Exercise goal:
Copy word for word everything from the start of the data down to and including the line that contains "757, 1799, 912]".

------ Data entries

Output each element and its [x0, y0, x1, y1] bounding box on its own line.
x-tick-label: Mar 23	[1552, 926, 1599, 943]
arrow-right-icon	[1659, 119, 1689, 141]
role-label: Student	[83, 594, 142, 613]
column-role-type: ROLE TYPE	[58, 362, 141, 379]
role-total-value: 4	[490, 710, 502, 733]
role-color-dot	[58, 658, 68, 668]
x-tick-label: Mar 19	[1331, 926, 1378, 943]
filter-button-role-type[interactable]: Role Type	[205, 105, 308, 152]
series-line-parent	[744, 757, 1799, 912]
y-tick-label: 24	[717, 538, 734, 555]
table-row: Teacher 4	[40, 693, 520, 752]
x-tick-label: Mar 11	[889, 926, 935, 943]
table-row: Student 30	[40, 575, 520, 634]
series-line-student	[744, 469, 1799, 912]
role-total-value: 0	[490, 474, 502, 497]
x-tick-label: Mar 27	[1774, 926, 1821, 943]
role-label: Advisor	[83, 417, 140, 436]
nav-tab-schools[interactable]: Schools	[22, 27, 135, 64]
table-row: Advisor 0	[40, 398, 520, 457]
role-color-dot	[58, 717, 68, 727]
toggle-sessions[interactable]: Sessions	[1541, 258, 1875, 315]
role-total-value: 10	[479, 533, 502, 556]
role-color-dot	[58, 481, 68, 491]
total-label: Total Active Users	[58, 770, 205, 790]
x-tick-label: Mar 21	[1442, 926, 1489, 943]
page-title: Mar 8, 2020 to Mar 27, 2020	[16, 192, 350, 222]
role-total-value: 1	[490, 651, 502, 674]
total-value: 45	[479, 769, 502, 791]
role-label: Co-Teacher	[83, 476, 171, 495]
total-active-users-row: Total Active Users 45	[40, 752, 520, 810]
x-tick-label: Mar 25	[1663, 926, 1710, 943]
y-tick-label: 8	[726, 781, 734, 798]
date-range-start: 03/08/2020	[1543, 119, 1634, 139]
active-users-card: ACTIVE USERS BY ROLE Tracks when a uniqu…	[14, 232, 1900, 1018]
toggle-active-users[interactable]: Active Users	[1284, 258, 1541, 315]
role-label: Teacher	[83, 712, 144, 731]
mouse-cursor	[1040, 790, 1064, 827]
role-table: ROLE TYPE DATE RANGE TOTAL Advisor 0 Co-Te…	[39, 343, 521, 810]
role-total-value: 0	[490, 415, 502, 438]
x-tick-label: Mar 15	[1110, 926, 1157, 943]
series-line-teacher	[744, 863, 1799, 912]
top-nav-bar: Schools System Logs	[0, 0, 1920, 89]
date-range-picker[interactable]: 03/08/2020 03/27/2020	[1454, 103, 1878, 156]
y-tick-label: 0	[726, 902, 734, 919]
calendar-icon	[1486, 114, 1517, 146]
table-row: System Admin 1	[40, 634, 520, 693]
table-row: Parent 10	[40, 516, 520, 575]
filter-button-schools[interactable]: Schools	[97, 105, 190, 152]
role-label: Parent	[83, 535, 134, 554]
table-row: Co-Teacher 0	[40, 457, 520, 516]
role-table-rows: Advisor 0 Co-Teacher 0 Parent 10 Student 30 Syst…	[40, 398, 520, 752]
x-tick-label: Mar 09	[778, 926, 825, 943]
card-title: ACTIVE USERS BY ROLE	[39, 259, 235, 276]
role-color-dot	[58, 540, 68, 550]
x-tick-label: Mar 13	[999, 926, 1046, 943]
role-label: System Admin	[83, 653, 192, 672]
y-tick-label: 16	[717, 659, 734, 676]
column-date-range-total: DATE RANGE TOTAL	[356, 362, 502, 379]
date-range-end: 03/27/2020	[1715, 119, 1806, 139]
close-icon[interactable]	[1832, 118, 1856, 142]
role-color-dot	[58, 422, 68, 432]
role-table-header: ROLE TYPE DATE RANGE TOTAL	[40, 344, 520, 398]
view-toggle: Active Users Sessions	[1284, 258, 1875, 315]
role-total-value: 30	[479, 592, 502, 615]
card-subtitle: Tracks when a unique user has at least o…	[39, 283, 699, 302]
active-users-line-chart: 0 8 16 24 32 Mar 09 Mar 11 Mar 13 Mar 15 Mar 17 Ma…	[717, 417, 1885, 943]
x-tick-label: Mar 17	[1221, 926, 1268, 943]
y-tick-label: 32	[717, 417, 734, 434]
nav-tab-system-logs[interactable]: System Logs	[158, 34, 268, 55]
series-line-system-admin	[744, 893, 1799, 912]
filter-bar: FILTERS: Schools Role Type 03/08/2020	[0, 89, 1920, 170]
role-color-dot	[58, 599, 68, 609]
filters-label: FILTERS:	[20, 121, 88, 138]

------------

Written reply:
Output each element and its [x0, y0, x1, y1] bounding box on its own line.
x-tick-label: Mar 23	[1552, 926, 1599, 943]
arrow-right-icon	[1659, 119, 1689, 141]
role-label: Student	[83, 594, 142, 613]
column-role-type: ROLE TYPE	[58, 362, 141, 379]
role-total-value: 4	[490, 710, 502, 733]
role-color-dot	[58, 658, 68, 668]
x-tick-label: Mar 19	[1331, 926, 1378, 943]
filter-button-role-type[interactable]: Role Type	[205, 105, 308, 152]
series-line-parent	[744, 757, 1799, 912]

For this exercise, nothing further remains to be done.